(Dataset excerpt)
◆ ◆ ◆ ◆ ◆ ◆ ◆
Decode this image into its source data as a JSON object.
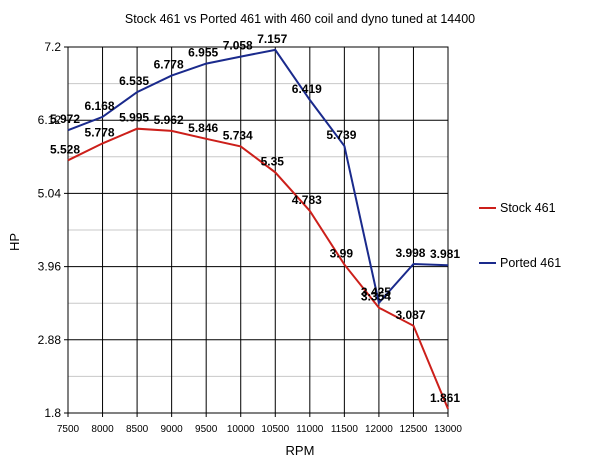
{
  "chart_data": {
    "type": "line",
    "title": "Stock 461 vs Ported 461 with 460 coil and dyno tuned at 14400",
    "xlabel": "RPM",
    "ylabel": "HP",
    "x": [
      7500,
      8000,
      8500,
      9000,
      9500,
      10000,
      10500,
      11000,
      11500,
      12000,
      12500,
      13000
    ],
    "xlim": [
      7500,
      13000
    ],
    "ylim": [
      1.8,
      7.2
    ],
    "yticks": [
      1.8,
      2.88,
      3.96,
      5.04,
      6.12,
      7.2
    ],
    "ytick_labels": [
      "1.8",
      "2.88",
      "3.96",
      "5.04",
      "6.12",
      "7.2"
    ],
    "xtick_labels": [
      "7500",
      "8000",
      "8500",
      "9000",
      "9500",
      "10000",
      "10500",
      "11000",
      "11500",
      "12000",
      "12500",
      "13000"
    ],
    "grid": true,
    "legend_position": "right",
    "series": [
      {
        "name": "Stock 461",
        "color": "#cc1f1a",
        "values": [
          5.528,
          5.778,
          5.995,
          5.962,
          5.846,
          5.734,
          5.35,
          4.783,
          3.99,
          3.354,
          3.087,
          1.861
        ],
        "labels": [
          "5.528",
          "5.778",
          "5.995",
          "5.962",
          "5.846",
          "5.734",
          "5.35",
          "4.783",
          "3.99",
          "3.354",
          "3.087",
          "1.861"
        ]
      },
      {
        "name": "Ported 461",
        "color": "#1a2a8c",
        "values": [
          5.972,
          6.168,
          6.535,
          6.778,
          6.955,
          7.058,
          7.157,
          6.419,
          5.739,
          3.425,
          3.998,
          3.981
        ],
        "labels": [
          "5.972",
          "6.168",
          "6.535",
          "6.778",
          "6.955",
          "7.058",
          "7.157",
          "6.419",
          "5.739",
          "3.425",
          "3.998",
          "3.981"
        ]
      }
    ]
  }
}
◆ ◆ ◆ ◆ ◆ ◆ ◆
**Written exercise**
Pick out the lines containing the string "Ported".

**Solution to this exercise**
    "title": "Stock 461 vs Ported 461 with 460 coil and dyno tuned at 14400",
        "name": "Ported 461",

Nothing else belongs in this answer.